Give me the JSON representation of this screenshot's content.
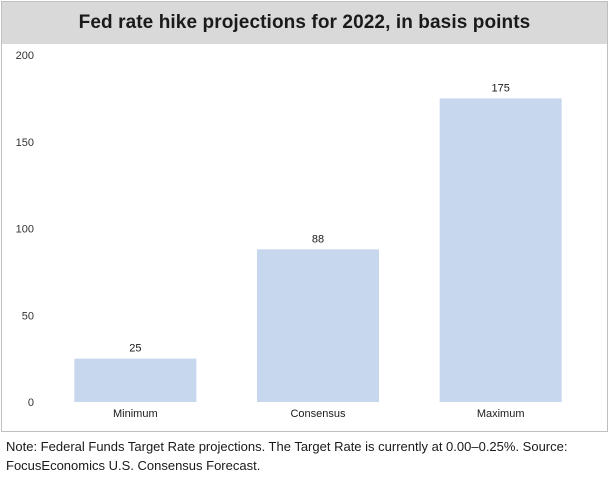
{
  "chart_data": {
    "type": "bar",
    "title": "Fed rate hike projections for 2022, in basis points",
    "categories": [
      "Minimum",
      "Consensus",
      "Maximum"
    ],
    "values": [
      25,
      88,
      175
    ],
    "ylim": [
      0,
      200
    ],
    "yticks": [
      0,
      50,
      100,
      150,
      200
    ],
    "xlabel": "",
    "ylabel": "",
    "bar_color": "#c6d7ee",
    "grid": false,
    "legend": "none"
  },
  "note": "Note: Federal Funds Target Rate projections. The Target Rate is currently at 0.00–0.25%. Source: FocusEconomics U.S. Consensus Forecast."
}
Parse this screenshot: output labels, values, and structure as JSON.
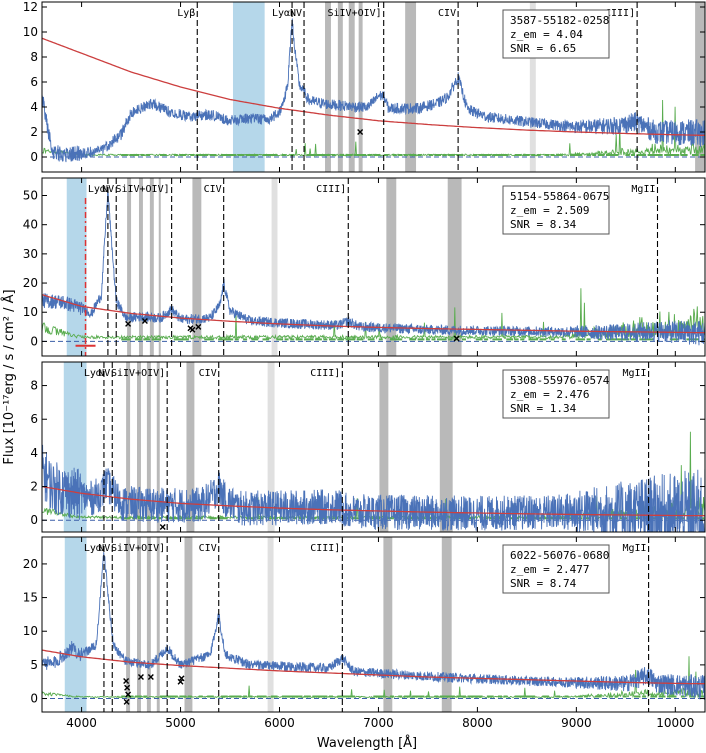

————

Required work: Using the data above, print every line exactly, omitting pictures.

Output:
Give me the JSON representation of this screenshot's content.
{
  "chart_data": {
    "type": "bar",
    "title": "Fed rate hike projections for 2022, in basis points",
    "categories": [
      "Minimum",
      "Consensus",
      "Maximum"
    ],
    "values": [
      25,
      88,
      175
    ],
    "ylim": [
      0,
      200
    ],
    "yticks": [
      0,
      50,
      100,
      150,
      200
    ],
    "xlabel": "",
    "ylabel": "",
    "bar_color": "#c6d7ee",
    "grid": false,
    "legend": "none"
  },
  "note": "Note: Federal Funds Target Rate projections. The Target Rate is currently at 0.00–0.25%. Source: FocusEconomics U.S. Consensus Forecast."
}
Parse this screenshot: output labels, values, and structure as JSON.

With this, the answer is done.